The records should be repeated word for word, pictures excluded.

[Some records]
================
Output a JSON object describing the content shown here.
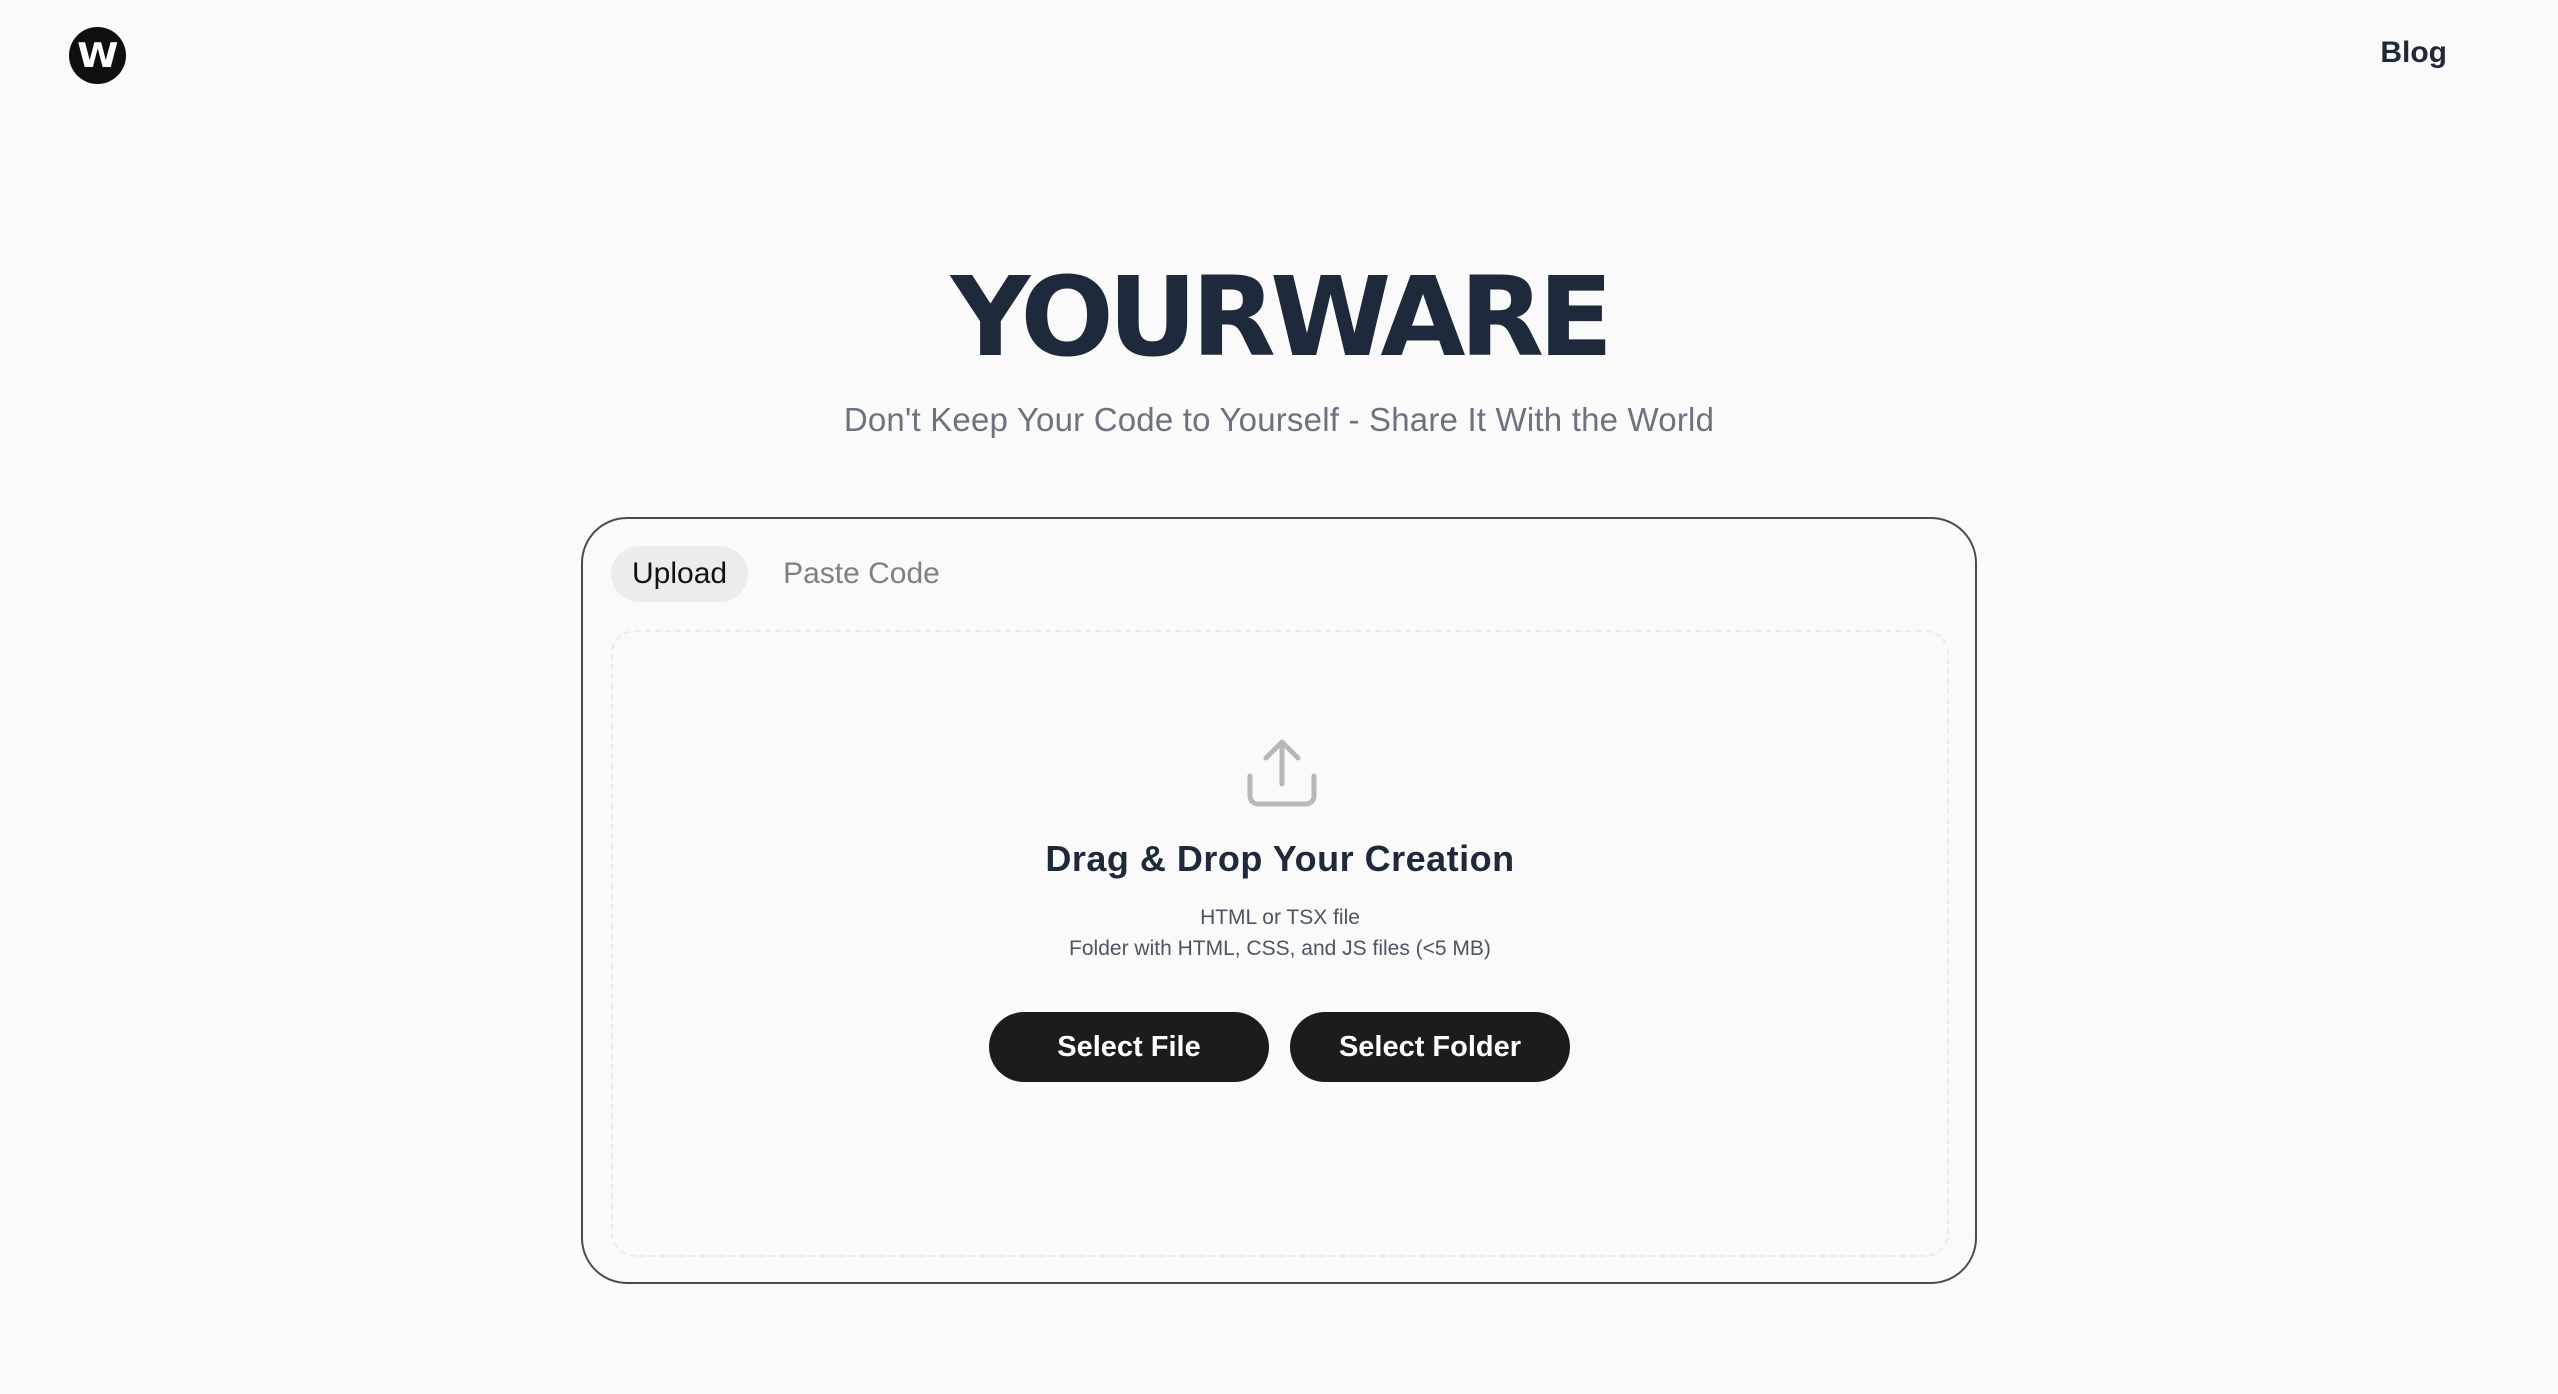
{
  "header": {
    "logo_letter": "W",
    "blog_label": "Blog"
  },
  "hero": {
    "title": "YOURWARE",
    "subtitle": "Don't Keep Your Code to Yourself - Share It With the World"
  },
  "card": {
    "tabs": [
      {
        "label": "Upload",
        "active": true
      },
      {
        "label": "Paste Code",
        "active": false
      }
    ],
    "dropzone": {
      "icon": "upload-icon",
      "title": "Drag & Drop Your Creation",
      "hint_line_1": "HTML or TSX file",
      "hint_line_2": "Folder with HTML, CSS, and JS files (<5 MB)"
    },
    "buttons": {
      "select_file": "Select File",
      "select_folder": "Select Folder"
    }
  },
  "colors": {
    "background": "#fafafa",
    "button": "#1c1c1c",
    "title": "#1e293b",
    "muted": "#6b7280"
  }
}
================
## Solution
Output a JSON object describing the content shown here.
{
  "header": {
    "logo_letter": "W",
    "blog_label": "Blog"
  },
  "hero": {
    "title": "YOURWARE",
    "subtitle": "Don't Keep Your Code to Yourself - Share It With the World"
  },
  "card": {
    "tabs": [
      {
        "label": "Upload",
        "active": true
      },
      {
        "label": "Paste Code",
        "active": false
      }
    ],
    "dropzone": {
      "icon": "upload-icon",
      "title": "Drag & Drop Your Creation",
      "hint_line_1": "HTML or TSX file",
      "hint_line_2": "Folder with HTML, CSS, and JS files (<5 MB)"
    },
    "buttons": {
      "select_file": "Select File",
      "select_folder": "Select Folder"
    }
  },
  "colors": {
    "background": "#fafafa",
    "button": "#1c1c1c",
    "title": "#1e293b",
    "muted": "#6b7280"
  }
}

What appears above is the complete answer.